Excerpt from a dataset
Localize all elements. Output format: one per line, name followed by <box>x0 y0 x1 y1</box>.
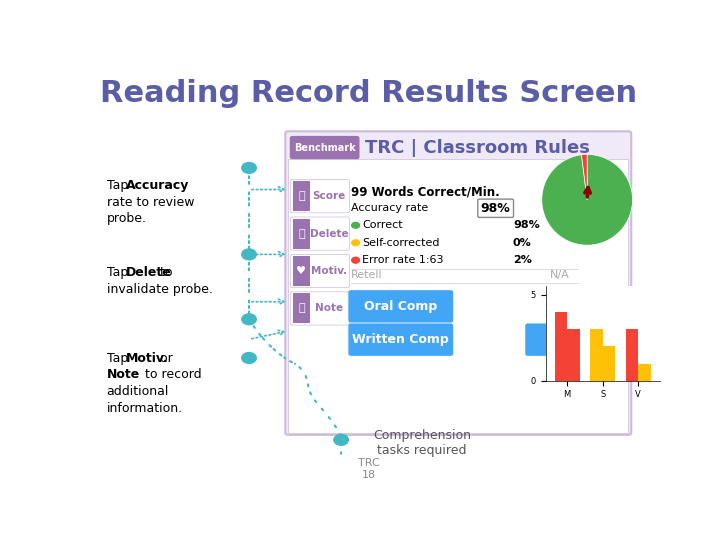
Text: Benchmark: Benchmark <box>294 143 356 152</box>
Text: TRC | Classroom Rules: TRC | Classroom Rules <box>365 139 590 157</box>
Text: Motiv.: Motiv. <box>311 266 347 276</box>
Text: Note: Note <box>315 303 343 313</box>
Circle shape <box>242 353 256 363</box>
FancyBboxPatch shape <box>478 199 513 218</box>
Circle shape <box>334 435 348 446</box>
Bar <box>638 363 651 381</box>
Bar <box>603 346 615 381</box>
FancyBboxPatch shape <box>290 254 349 288</box>
Text: Error rate 1:63: Error rate 1:63 <box>362 255 444 265</box>
Text: Written Comp: Written Comp <box>352 333 449 346</box>
Text: invalidate probe.: invalidate probe. <box>107 283 212 296</box>
Circle shape <box>351 258 359 263</box>
FancyBboxPatch shape <box>290 292 349 325</box>
FancyBboxPatch shape <box>290 217 349 250</box>
Text: Note: Note <box>107 368 140 381</box>
FancyBboxPatch shape <box>285 131 631 435</box>
Text: Oral Comp: Oral Comp <box>364 300 438 313</box>
Bar <box>626 329 638 381</box>
Text: 98%: 98% <box>513 220 540 230</box>
Text: Retell: Retell <box>351 270 383 280</box>
Text: 0%: 0% <box>513 238 531 248</box>
Text: Delete: Delete <box>126 266 172 280</box>
Text: Reading Record Results Screen: Reading Record Results Screen <box>100 79 638 109</box>
Circle shape <box>351 222 359 228</box>
FancyBboxPatch shape <box>292 256 310 286</box>
FancyBboxPatch shape <box>348 290 454 322</box>
Text: to record: to record <box>141 368 202 381</box>
Text: 📋: 📋 <box>298 303 305 313</box>
FancyBboxPatch shape <box>292 294 310 323</box>
Text: 2%: 2% <box>513 255 532 265</box>
Wedge shape <box>542 154 632 245</box>
Text: Self-corrected: Self-corrected <box>362 238 440 248</box>
Text: additional: additional <box>107 385 169 398</box>
Text: 98%: 98% <box>481 202 510 215</box>
Text: 99 Words Correct/Min.: 99 Words Correct/Min. <box>351 186 500 199</box>
Text: Tap: Tap <box>107 352 132 365</box>
Circle shape <box>351 240 359 246</box>
Text: Score: Score <box>312 191 346 201</box>
Text: 🏃: 🏃 <box>298 191 305 201</box>
FancyBboxPatch shape <box>288 159 629 433</box>
Text: Tap: Tap <box>107 266 132 280</box>
Text: ♥: ♥ <box>297 266 307 276</box>
Wedge shape <box>582 154 588 200</box>
Text: Motiv.: Motiv. <box>126 352 169 365</box>
Text: Accuracy: Accuracy <box>126 179 189 192</box>
Text: Delete: Delete <box>310 228 348 239</box>
Bar <box>590 329 603 381</box>
FancyBboxPatch shape <box>290 180 349 213</box>
Circle shape <box>242 163 256 173</box>
Bar <box>567 329 580 381</box>
Text: Accuracy rate: Accuracy rate <box>351 203 428 213</box>
FancyBboxPatch shape <box>292 181 310 211</box>
Text: TRC
18: TRC 18 <box>358 458 380 480</box>
Text: rate to review: rate to review <box>107 196 194 209</box>
FancyBboxPatch shape <box>289 136 359 159</box>
Text: to: to <box>156 266 172 280</box>
Bar <box>554 312 567 381</box>
Circle shape <box>242 314 256 325</box>
FancyBboxPatch shape <box>526 323 624 356</box>
Text: 🗑: 🗑 <box>298 228 305 239</box>
Text: Pause: Pause <box>554 333 596 346</box>
FancyBboxPatch shape <box>292 219 310 248</box>
FancyBboxPatch shape <box>348 323 454 356</box>
Text: information.: information. <box>107 402 183 415</box>
Text: probe.: probe. <box>107 212 147 225</box>
Text: Comprehension
tasks required: Comprehension tasks required <box>373 429 471 457</box>
Text: Correct: Correct <box>362 220 403 230</box>
Text: N/A: N/A <box>550 270 570 280</box>
Circle shape <box>242 249 256 260</box>
Text: Tap: Tap <box>107 179 132 192</box>
Text: or: or <box>156 352 173 365</box>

▸ What the task requires
Please quote the material above line for line, without changing anything and leaving out only the pictures.

▸ Correct answer
Localize all elements. Output format: one per line, name followed by <box>x0 y0 x1 y1</box>.
Text: Benchmark: Benchmark <box>294 143 356 152</box>
Text: TRC | Classroom Rules: TRC | Classroom Rules <box>365 139 590 157</box>
Text: Motiv.: Motiv. <box>311 266 347 276</box>
Text: Note: Note <box>315 303 343 313</box>
Circle shape <box>242 353 256 363</box>
FancyBboxPatch shape <box>478 199 513 218</box>
Circle shape <box>334 435 348 446</box>
Bar <box>638 363 651 381</box>
Bar <box>603 346 615 381</box>
FancyBboxPatch shape <box>290 254 349 288</box>
Text: Error rate 1:63: Error rate 1:63 <box>362 255 444 265</box>
Text: Written Comp: Written Comp <box>352 333 449 346</box>
Text: invalidate probe.: invalidate probe. <box>107 283 212 296</box>
Circle shape <box>351 258 359 263</box>
FancyBboxPatch shape <box>290 292 349 325</box>
FancyBboxPatch shape <box>290 217 349 250</box>
Text: Note: Note <box>107 368 140 381</box>
FancyBboxPatch shape <box>285 131 631 435</box>
Text: Oral Comp: Oral Comp <box>364 300 438 313</box>
Bar <box>626 329 638 381</box>
Text: 98%: 98% <box>513 220 540 230</box>
Text: Retell: Retell <box>351 270 383 280</box>
Text: 0%: 0% <box>513 238 531 248</box>
Text: Delete: Delete <box>126 266 172 280</box>
Text: Reading Record Results Screen: Reading Record Results Screen <box>100 79 638 109</box>
Circle shape <box>351 222 359 228</box>
FancyBboxPatch shape <box>292 256 310 286</box>
FancyBboxPatch shape <box>348 290 454 322</box>
Text: to record: to record <box>141 368 202 381</box>
Text: 📋: 📋 <box>298 303 305 313</box>
FancyBboxPatch shape <box>292 294 310 323</box>
Text: 2%: 2% <box>513 255 532 265</box>
Wedge shape <box>542 154 632 245</box>
Text: Self-corrected: Self-corrected <box>362 238 440 248</box>
Text: additional: additional <box>107 385 169 398</box>
Text: 98%: 98% <box>481 202 510 215</box>
Text: 99 Words Correct/Min.: 99 Words Correct/Min. <box>351 186 500 199</box>
Text: Tap: Tap <box>107 352 132 365</box>
Circle shape <box>351 240 359 246</box>
Text: Score: Score <box>312 191 346 201</box>
Text: 🏃: 🏃 <box>298 191 305 201</box>
FancyBboxPatch shape <box>288 159 629 433</box>
Text: Tap: Tap <box>107 266 132 280</box>
Text: ♥: ♥ <box>297 266 307 276</box>
Wedge shape <box>582 154 588 200</box>
Text: Motiv.: Motiv. <box>126 352 169 365</box>
Text: Accuracy: Accuracy <box>126 179 189 192</box>
Text: Delete: Delete <box>310 228 348 239</box>
Bar <box>590 329 603 381</box>
FancyBboxPatch shape <box>290 180 349 213</box>
Circle shape <box>242 163 256 173</box>
Bar <box>567 329 580 381</box>
Text: Accuracy rate: Accuracy rate <box>351 203 428 213</box>
FancyBboxPatch shape <box>292 181 310 211</box>
Text: TRC
18: TRC 18 <box>358 458 380 480</box>
Text: rate to review: rate to review <box>107 196 194 209</box>
FancyBboxPatch shape <box>289 136 359 159</box>
Text: to: to <box>156 266 172 280</box>
Bar <box>554 312 567 381</box>
Circle shape <box>242 314 256 325</box>
FancyBboxPatch shape <box>526 323 624 356</box>
Text: 🗑: 🗑 <box>298 228 305 239</box>
Text: Pause: Pause <box>554 333 596 346</box>
FancyBboxPatch shape <box>292 219 310 248</box>
FancyBboxPatch shape <box>348 323 454 356</box>
Text: information.: information. <box>107 402 183 415</box>
Text: probe.: probe. <box>107 212 147 225</box>
Text: Comprehension
tasks required: Comprehension tasks required <box>373 429 471 457</box>
Text: Correct: Correct <box>362 220 403 230</box>
Text: N/A: N/A <box>550 270 570 280</box>
Circle shape <box>242 249 256 260</box>
Text: Tap: Tap <box>107 179 132 192</box>
Text: or: or <box>156 352 173 365</box>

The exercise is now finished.